**What this task involves:**
Your copy of the material must match it exactly, except that pictures are dropped.

---

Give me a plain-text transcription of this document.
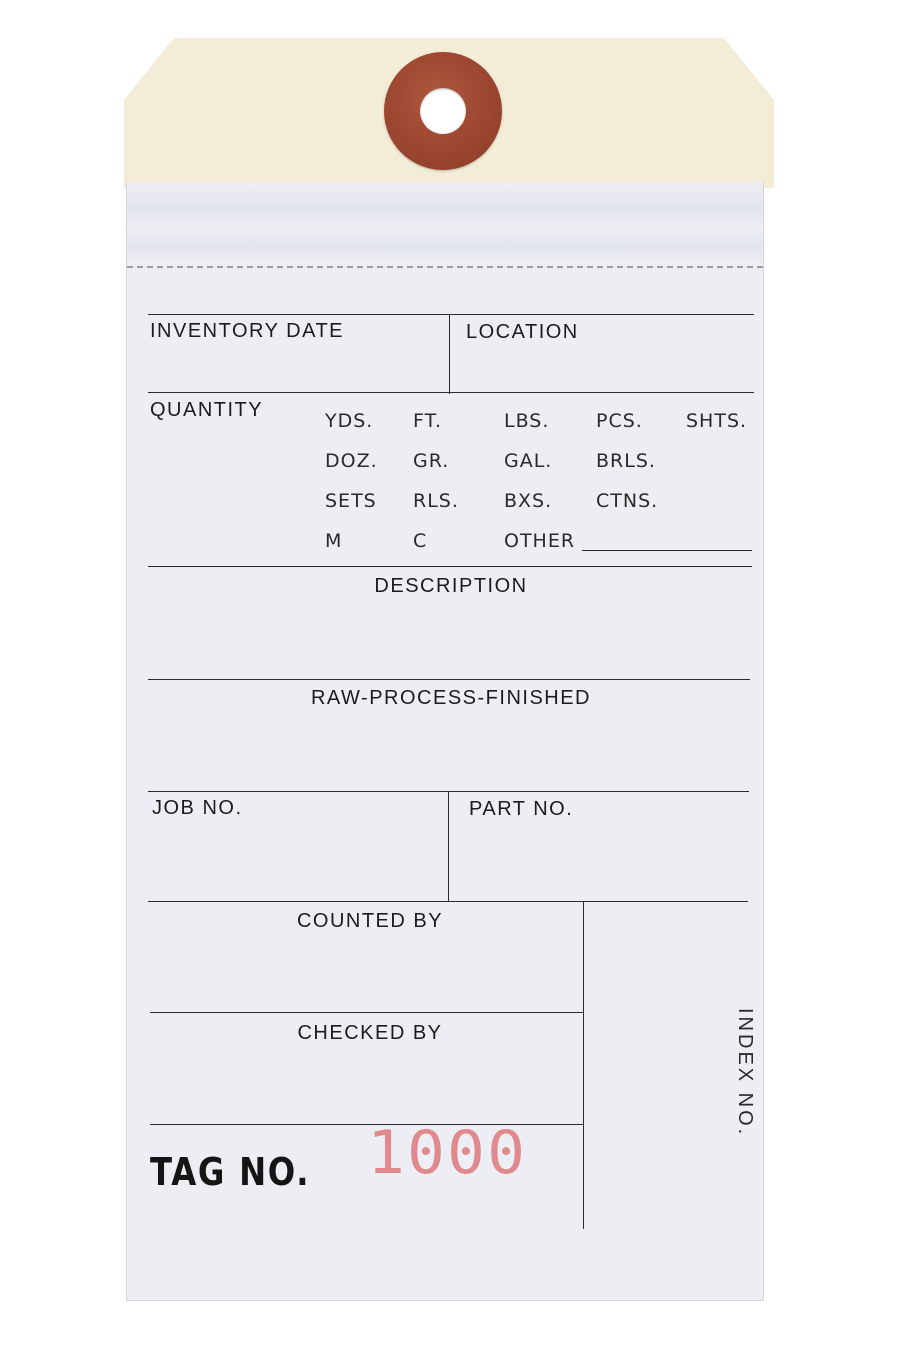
INVENTORY DATE	LOCATION
QUANTITY	YDS. FT.	LBS. PCS. SHTS.
DOZ. GR.	GAL. BRLS.
SETS RLS. BXS. CTNS.
M	C	OTHER
DESCRIPTION
RAW-PROCESS-FINISHED
JOB NO.	PART NO.
COUNTED BY
CHECKED BY	INDEX NO.
TAG NO. 1000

---

**Exercise output:**
Give me a plain-text transcription of this document.
INVENTORY DATE	LOCATION
QUANTITY	YDS. FT.	LBS. PCS. SHTS.
DOZ. GR.	GAL. BRLS.
SETS RLS. BXS. CTNS.
M	C	OTHER
DESCRIPTION
RAW-PROCESS-FINISHED
JOB NO.	PART NO.
COUNTED BY
CHECKED BY	INDEX NO.
TAG NO. 1000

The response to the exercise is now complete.